** Stated exercise **
Restate the whole listing word for word. Pictures are left out.

— Start Supplied data —

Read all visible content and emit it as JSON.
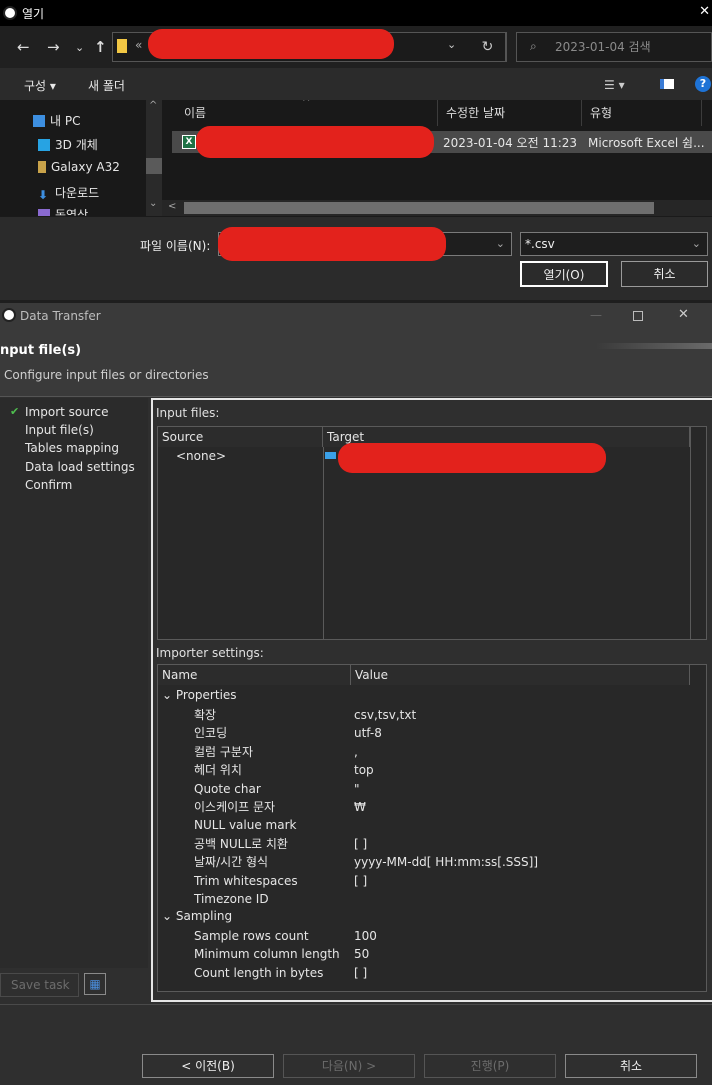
{
  "open_dialog": {
    "title": "열기",
    "close_glyph": "✕",
    "address_prefix": "«",
    "search_placeholder": "2023-01-04 검색",
    "toolbar": {
      "organize": "구성 ▾",
      "new_folder": "새 폴더"
    },
    "tree": [
      {
        "icon": "pc-icon",
        "label": "내 PC"
      },
      {
        "icon": "3d-objects-icon",
        "label": "3D 개체"
      },
      {
        "icon": "phone-icon",
        "label": "Galaxy A32"
      },
      {
        "icon": "download-icon",
        "label": "다운로드"
      },
      {
        "icon": "video-icon",
        "label": "동영상"
      }
    ],
    "columns": {
      "name": "이름",
      "modified": "수정한 날짜",
      "type": "유형"
    },
    "file_row": {
      "modified": "2023-01-04 오전 11:23",
      "type": "Microsoft Excel 쉼..."
    },
    "filename_label": "파일 이름(N):",
    "filter_value": "*.csv",
    "open_button": "열기(O)",
    "cancel_button": "취소"
  },
  "data_transfer": {
    "title": "Data Transfer",
    "header_title": "nput file(s)",
    "header_subtitle": "Configure input files or directories",
    "steps": [
      {
        "label": "Import source",
        "done": true
      },
      {
        "label": "Input file(s)",
        "done": false
      },
      {
        "label": "Tables mapping",
        "done": false
      },
      {
        "label": "Data load settings",
        "done": false
      },
      {
        "label": "Confirm",
        "done": false
      }
    ],
    "input_files_label": "Input files:",
    "input_columns": {
      "source": "Source",
      "target": "Target"
    },
    "input_rows": [
      {
        "source": "<none>"
      }
    ],
    "importer_label": "Importer settings:",
    "importer_columns": {
      "name": "Name",
      "value": "Value"
    },
    "groups": [
      {
        "name": "Properties",
        "rows": [
          {
            "name": "확장",
            "value": "csv,tsv,txt"
          },
          {
            "name": "인코딩",
            "value": "utf-8"
          },
          {
            "name": "컬럼 구분자",
            "value": ","
          },
          {
            "name": "헤더 위치",
            "value": "top"
          },
          {
            "name": "Quote char",
            "value": "\""
          },
          {
            "name": "이스케이프 문자",
            "value": "₩"
          },
          {
            "name": "NULL value mark",
            "value": ""
          },
          {
            "name": "공백 NULL로 치환",
            "value": "[ ]"
          },
          {
            "name": "날짜/시간 형식",
            "value": "yyyy-MM-dd[ HH:mm:ss[.SSS]]"
          },
          {
            "name": "Trim whitespaces",
            "value": "[ ]"
          },
          {
            "name": "Timezone ID",
            "value": ""
          }
        ]
      },
      {
        "name": "Sampling",
        "rows": [
          {
            "name": "Sample rows count",
            "value": "100"
          },
          {
            "name": "Minimum column length",
            "value": "50"
          },
          {
            "name": "Count length in bytes",
            "value": "[ ]"
          }
        ]
      }
    ],
    "save_task": "Save task",
    "buttons": {
      "back": "< 이전(B)",
      "next": "다음(N) >",
      "proceed": "진행(P)",
      "cancel": "취소"
    }
  }
}
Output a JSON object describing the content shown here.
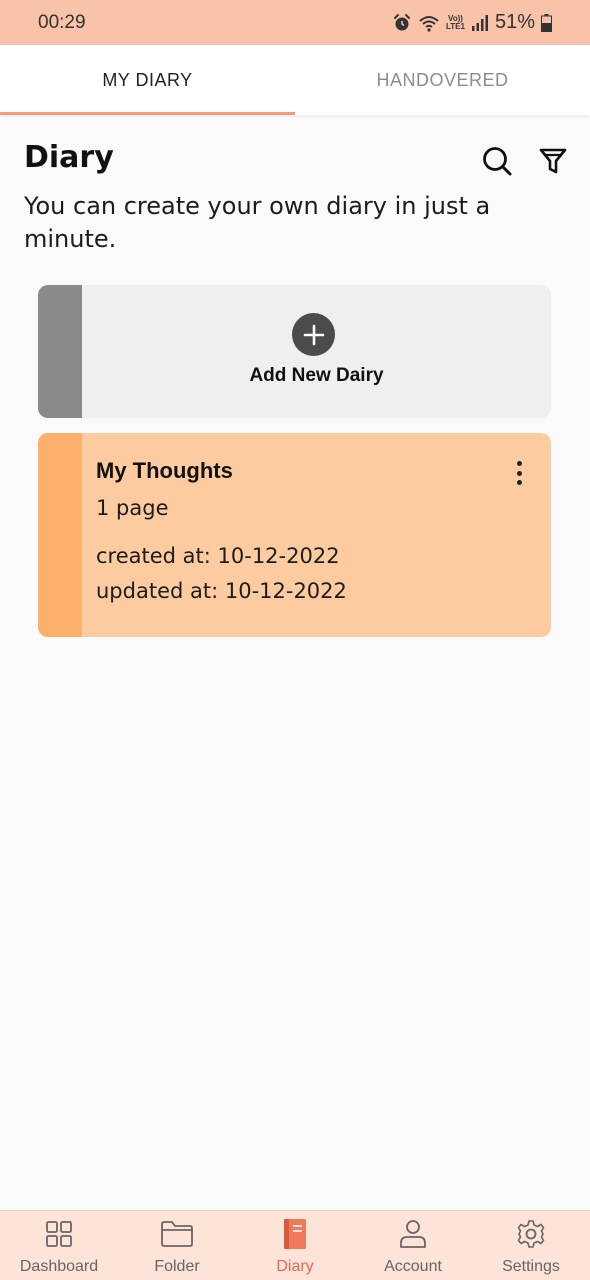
{
  "status_bar": {
    "time": "00:29",
    "lte_top": "Vo))",
    "lte_bottom": "LTE1",
    "battery": "51%"
  },
  "tabs": [
    {
      "label": "MY DIARY",
      "active": true
    },
    {
      "label": "HANDOVERED",
      "active": false
    }
  ],
  "header": {
    "title": "Diary",
    "subtitle": "You can create your own diary in just a minute.",
    "icons": [
      "search-icon",
      "filter-icon"
    ]
  },
  "add_card": {
    "label": "Add New Dairy",
    "icon": "plus-circle-icon"
  },
  "diaries": [
    {
      "title": "My Thoughts",
      "pages": "1 page",
      "created": "created at: 10-12-2022",
      "updated": "updated at: 10-12-2022"
    }
  ],
  "bottom_nav": [
    {
      "label": "Dashboard",
      "icon": "grid-icon",
      "active": false
    },
    {
      "label": "Folder",
      "icon": "folder-icon",
      "active": false
    },
    {
      "label": "Diary",
      "icon": "diary-book-icon",
      "active": true
    },
    {
      "label": "Account",
      "icon": "person-icon",
      "active": false
    },
    {
      "label": "Settings",
      "icon": "gear-icon",
      "active": false
    }
  ],
  "colors": {
    "status_bar": "#f9c3a9",
    "accent": "#f39a7a",
    "diary_card": "#fccca0",
    "diary_strip": "#fdb06c",
    "add_card": "#efefef",
    "nav_active": "#e26a4f",
    "bottom_nav": "#fde3d8"
  }
}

— End Supplied data —

** Result **
Read all visible content and emit it as JSON.
{
  "open_dialog": {
    "title": "열기",
    "close_glyph": "✕",
    "address_prefix": "«",
    "search_placeholder": "2023-01-04 검색",
    "toolbar": {
      "organize": "구성 ▾",
      "new_folder": "새 폴더"
    },
    "tree": [
      {
        "icon": "pc-icon",
        "label": "내 PC"
      },
      {
        "icon": "3d-objects-icon",
        "label": "3D 개체"
      },
      {
        "icon": "phone-icon",
        "label": "Galaxy A32"
      },
      {
        "icon": "download-icon",
        "label": "다운로드"
      },
      {
        "icon": "video-icon",
        "label": "동영상"
      }
    ],
    "columns": {
      "name": "이름",
      "modified": "수정한 날짜",
      "type": "유형"
    },
    "file_row": {
      "modified": "2023-01-04 오전 11:23",
      "type": "Microsoft Excel 쉼..."
    },
    "filename_label": "파일 이름(N):",
    "filter_value": "*.csv",
    "open_button": "열기(O)",
    "cancel_button": "취소"
  },
  "data_transfer": {
    "title": "Data Transfer",
    "header_title": "nput file(s)",
    "header_subtitle": "Configure input files or directories",
    "steps": [
      {
        "label": "Import source",
        "done": true
      },
      {
        "label": "Input file(s)",
        "done": false
      },
      {
        "label": "Tables mapping",
        "done": false
      },
      {
        "label": "Data load settings",
        "done": false
      },
      {
        "label": "Confirm",
        "done": false
      }
    ],
    "input_files_label": "Input files:",
    "input_columns": {
      "source": "Source",
      "target": "Target"
    },
    "input_rows": [
      {
        "source": "<none>"
      }
    ],
    "importer_label": "Importer settings:",
    "importer_columns": {
      "name": "Name",
      "value": "Value"
    },
    "groups": [
      {
        "name": "Properties",
        "rows": [
          {
            "name": "확장",
            "value": "csv,tsv,txt"
          },
          {
            "name": "인코딩",
            "value": "utf-8"
          },
          {
            "name": "컬럼 구분자",
            "value": ","
          },
          {
            "name": "헤더 위치",
            "value": "top"
          },
          {
            "name": "Quote char",
            "value": "\""
          },
          {
            "name": "이스케이프 문자",
            "value": "₩"
          },
          {
            "name": "NULL value mark",
            "value": ""
          },
          {
            "name": "공백 NULL로 치환",
            "value": "[ ]"
          },
          {
            "name": "날짜/시간 형식",
            "value": "yyyy-MM-dd[ HH:mm:ss[.SSS]]"
          },
          {
            "name": "Trim whitespaces",
            "value": "[ ]"
          },
          {
            "name": "Timezone ID",
            "value": ""
          }
        ]
      },
      {
        "name": "Sampling",
        "rows": [
          {
            "name": "Sample rows count",
            "value": "100"
          },
          {
            "name": "Minimum column length",
            "value": "50"
          },
          {
            "name": "Count length in bytes",
            "value": "[ ]"
          }
        ]
      }
    ],
    "save_task": "Save task",
    "buttons": {
      "back": "< 이전(B)",
      "next": "다음(N) >",
      "proceed": "진행(P)",
      "cancel": "취소"
    }
  }
}
Output a JSON object describing the content shown here.
{
  "status_bar": {
    "time": "00:29",
    "lte_top": "Vo))",
    "lte_bottom": "LTE1",
    "battery": "51%"
  },
  "tabs": [
    {
      "label": "MY DIARY",
      "active": true
    },
    {
      "label": "HANDOVERED",
      "active": false
    }
  ],
  "header": {
    "title": "Diary",
    "subtitle": "You can create your own diary in just a minute.",
    "icons": [
      "search-icon",
      "filter-icon"
    ]
  },
  "add_card": {
    "label": "Add New Dairy",
    "icon": "plus-circle-icon"
  },
  "diaries": [
    {
      "title": "My Thoughts",
      "pages": "1 page",
      "created": "created at: 10-12-2022",
      "updated": "updated at: 10-12-2022"
    }
  ],
  "bottom_nav": [
    {
      "label": "Dashboard",
      "icon": "grid-icon",
      "active": false
    },
    {
      "label": "Folder",
      "icon": "folder-icon",
      "active": false
    },
    {
      "label": "Diary",
      "icon": "diary-book-icon",
      "active": true
    },
    {
      "label": "Account",
      "icon": "person-icon",
      "active": false
    },
    {
      "label": "Settings",
      "icon": "gear-icon",
      "active": false
    }
  ],
  "colors": {
    "status_bar": "#f9c3a9",
    "accent": "#f39a7a",
    "diary_card": "#fccca0",
    "diary_strip": "#fdb06c",
    "add_card": "#efefef",
    "nav_active": "#e26a4f",
    "bottom_nav": "#fde3d8"
  }
}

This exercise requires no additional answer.